— AVAILABLE RECORDS —
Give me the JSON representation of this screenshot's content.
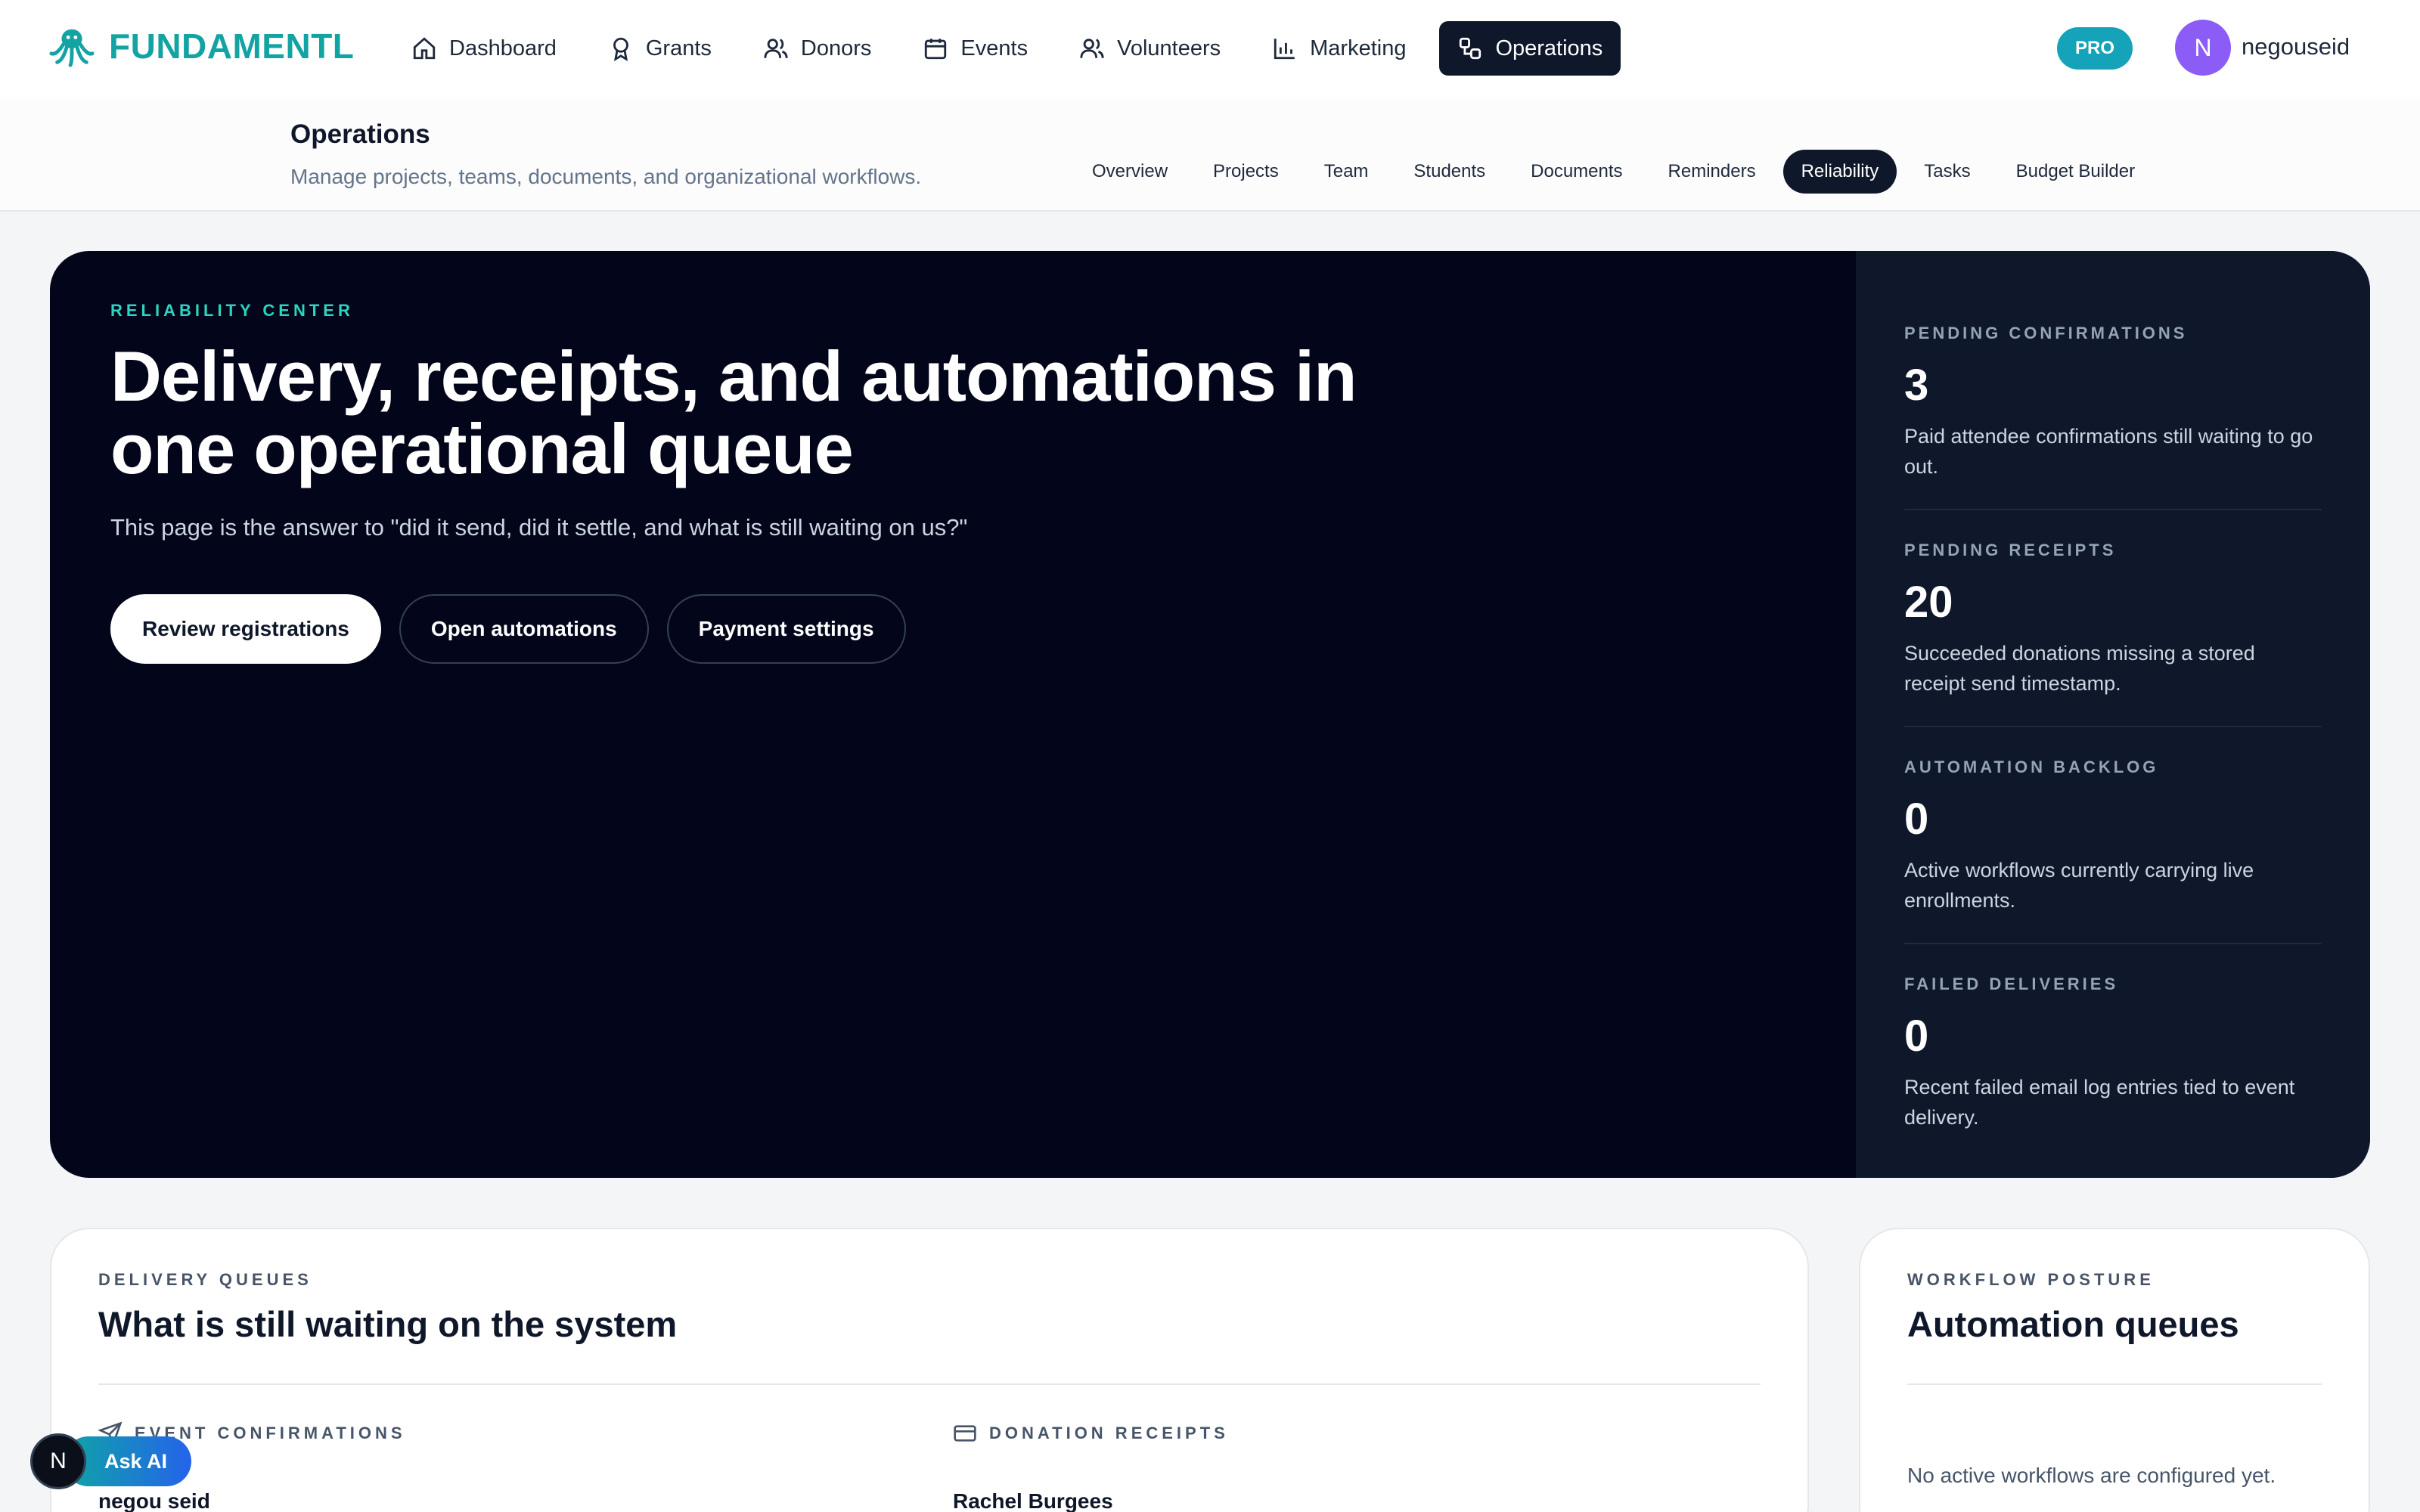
{
  "brand": {
    "name": "FUNDAMENTL",
    "logo_icon": "octopus-icon",
    "color": "#14a3a3"
  },
  "nav": {
    "items": [
      {
        "label": "Dashboard",
        "icon": "home-icon"
      },
      {
        "label": "Grants",
        "icon": "award-icon"
      },
      {
        "label": "Donors",
        "icon": "users-icon"
      },
      {
        "label": "Events",
        "icon": "calendar-icon"
      },
      {
        "label": "Volunteers",
        "icon": "people-icon"
      },
      {
        "label": "Marketing",
        "icon": "bar-chart-icon"
      },
      {
        "label": "Operations",
        "icon": "workflow-icon",
        "active": true
      }
    ]
  },
  "user": {
    "badge": "PRO",
    "initial": "N",
    "name": "negouseid"
  },
  "section": {
    "title": "Operations",
    "subtitle": "Manage projects, teams, documents, and organizational workflows.",
    "tabs": [
      "Overview",
      "Projects",
      "Team",
      "Students",
      "Documents",
      "Reminders",
      "Reliability",
      "Tasks",
      "Budget Builder"
    ],
    "active_tab": "Reliability"
  },
  "hero": {
    "eyebrow": "RELIABILITY CENTER",
    "title": "Delivery, receipts, and automations in one operational queue",
    "description": "This page is the answer to \"did it send, did it settle, and what is still waiting on us?\"",
    "buttons": {
      "review": "Review registrations",
      "automations": "Open automations",
      "payment": "Payment settings"
    },
    "metrics": [
      {
        "label": "PENDING CONFIRMATIONS",
        "value": "3",
        "description": "Paid attendee confirmations still waiting to go out."
      },
      {
        "label": "PENDING RECEIPTS",
        "value": "20",
        "description": "Succeeded donations missing a stored receipt send timestamp."
      },
      {
        "label": "AUTOMATION BACKLOG",
        "value": "0",
        "description": "Active workflows currently carrying live enrollments."
      },
      {
        "label": "FAILED DELIVERIES",
        "value": "0",
        "description": "Recent failed email log entries tied to event delivery."
      }
    ]
  },
  "delivery_card": {
    "eyebrow": "DELIVERY QUEUES",
    "title": "What is still waiting on the system",
    "columns": [
      {
        "heading": "EVENT CONFIRMATIONS",
        "icon": "send-icon",
        "first_entry": "negou seid"
      },
      {
        "heading": "DONATION RECEIPTS",
        "icon": "credit-card-icon",
        "first_entry": "Rachel Burgees"
      }
    ]
  },
  "workflow_card": {
    "eyebrow": "WORKFLOW POSTURE",
    "title": "Automation queues",
    "empty_message": "No active workflows are configured yet."
  },
  "ask_ai": {
    "initial": "N",
    "label": "Ask AI"
  },
  "colors": {
    "hero_bg": "#03061a",
    "hero_panel": "#0f172a",
    "accent_teal": "#2dd4bf",
    "pro_badge": "#14a3b8",
    "avatar": "#8b5cf6"
  }
}
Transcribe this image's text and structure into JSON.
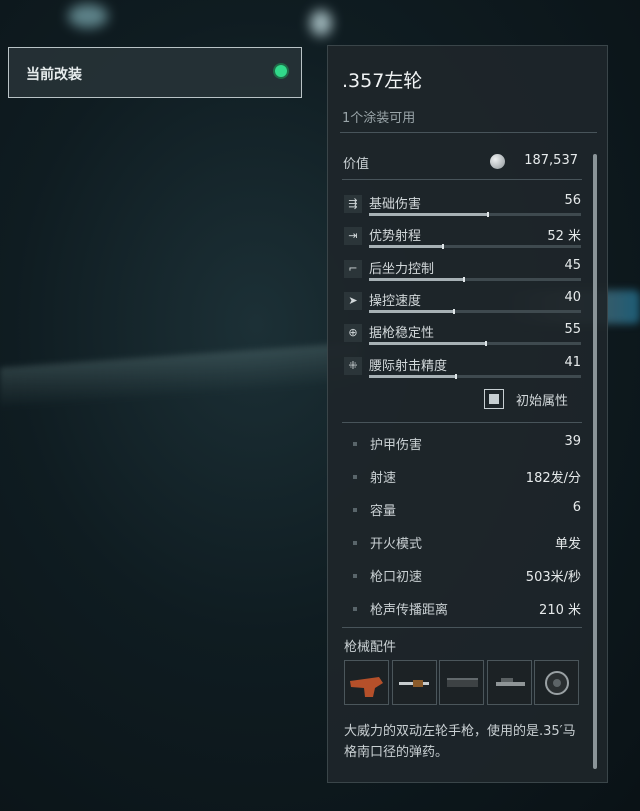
{
  "current_mod": {
    "label": "当前改装"
  },
  "weapon": {
    "name": ".357左轮",
    "skins": "1个涂装可用",
    "value_label": "价值",
    "value": "187,537"
  },
  "stats": [
    {
      "icon": "damage-icon",
      "label": "基础伤害",
      "value": "56",
      "level": 0.56
    },
    {
      "icon": "range-icon",
      "label": "优势射程",
      "value": "52 米",
      "level": 0.35
    },
    {
      "icon": "recoil-icon",
      "label": "后坐力控制",
      "value": "45",
      "level": 0.45
    },
    {
      "icon": "handling-icon",
      "label": "操控速度",
      "value": "40",
      "level": 0.4
    },
    {
      "icon": "crosshair-icon",
      "label": "据枪稳定性",
      "value": "55",
      "level": 0.55
    },
    {
      "icon": "hipfire-icon",
      "label": "腰际射击精度",
      "value": "41",
      "level": 0.41
    }
  ],
  "base_toggle": {
    "label": "初始属性",
    "checked": true
  },
  "attributes": [
    {
      "label": "护甲伤害",
      "value": "39"
    },
    {
      "label": "射速",
      "value": "182发/分"
    },
    {
      "label": "容量",
      "value": "6"
    },
    {
      "label": "开火模式",
      "value": "单发"
    },
    {
      "label": "枪口初速",
      "value": "503米/秒"
    },
    {
      "label": "枪声传播距离",
      "value": "210 米"
    }
  ],
  "parts_title": "枪械配件",
  "parts": [
    "grip-part-icon",
    "barrel-part-icon",
    "rail-part-icon",
    "scope-part-icon",
    "cylinder-part-icon"
  ],
  "description": "大威力的双动左轮手枪，使用的是.35′马格南口径的弹药。",
  "colors": {
    "active_dot": "#31d98a",
    "panel_bg": "#1e262a"
  }
}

— EXERCISE DETAILS —
Report the number of lines containing the string "JSON" and add nothing to it.

— EXERCISE RESULT —
2